**Dataset entries:**
_ _ _ _ _

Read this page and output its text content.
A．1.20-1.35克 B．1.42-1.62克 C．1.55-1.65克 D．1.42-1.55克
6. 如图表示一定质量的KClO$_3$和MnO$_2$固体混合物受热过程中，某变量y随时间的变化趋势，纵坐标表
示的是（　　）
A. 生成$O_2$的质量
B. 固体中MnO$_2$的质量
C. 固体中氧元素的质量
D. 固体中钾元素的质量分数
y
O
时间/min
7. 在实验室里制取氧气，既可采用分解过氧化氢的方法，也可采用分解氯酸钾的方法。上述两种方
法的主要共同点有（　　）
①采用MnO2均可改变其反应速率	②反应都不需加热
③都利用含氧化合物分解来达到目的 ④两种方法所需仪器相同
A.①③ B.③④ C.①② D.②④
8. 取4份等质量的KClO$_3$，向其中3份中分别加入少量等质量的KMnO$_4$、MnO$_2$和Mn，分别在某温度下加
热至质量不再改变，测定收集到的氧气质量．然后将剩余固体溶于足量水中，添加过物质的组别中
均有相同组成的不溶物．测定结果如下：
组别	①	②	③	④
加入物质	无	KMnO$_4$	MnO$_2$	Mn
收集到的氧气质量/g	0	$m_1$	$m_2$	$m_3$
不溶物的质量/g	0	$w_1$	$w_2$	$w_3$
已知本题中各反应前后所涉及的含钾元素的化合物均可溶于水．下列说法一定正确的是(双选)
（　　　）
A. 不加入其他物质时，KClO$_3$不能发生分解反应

_ _ _ _ _

Copy down the material exactly as written.

**Task answer:**
Read this page and output its text content.
A．1.20-1.35克 B．1.42-1.62克 C．1.55-1.65克 D．1.42-1.55克
6. 如图表示一定质量的KClO$_3$和MnO$_2$固体混合物受热过程中，某变量y随时间的变化趋势，纵坐标表
示的是（　　）
A. 生成$O_2$的质量
B. 固体中MnO$_2$的质量
C. 固体中氧元素的质量
D. 固体中钾元素的质量分数
y
O
时间/min
7. 在实验室里制取氧气，既可采用分解过氧化氢的方法，也可采用分解氯酸钾的方法。上述两种方
法的主要共同点有（　　）
①采用MnO2均可改变其反应速率	②反应都不需加热
③都利用含氧化合物分解来达到目的 ④两种方法所需仪器相同
A.①③ B.③④ C.①② D.②④
8. 取4份等质量的KClO$_3$，向其中3份中分别加入少量等质量的KMnO$_4$、MnO$_2$和Mn，分别在某温度下加
热至质量不再改变，测定收集到的氧气质量．然后将剩余固体溶于足量水中，添加过物质的组别中
均有相同组成的不溶物．测定结果如下：
组别	①	②	③	④
加入物质	无	KMnO$_4$	MnO$_2$	Mn
收集到的氧气质量/g	0	$m_1$	$m_2$	$m_3$
不溶物的质量/g	0	$w_1$	$w_2$	$w_3$
已知本题中各反应前后所涉及的含钾元素的化合物均可溶于水．下列说法一定正确的是(双选)
（　　　）
A. 不加入其他物质时，KClO$_3$不能发生分解反应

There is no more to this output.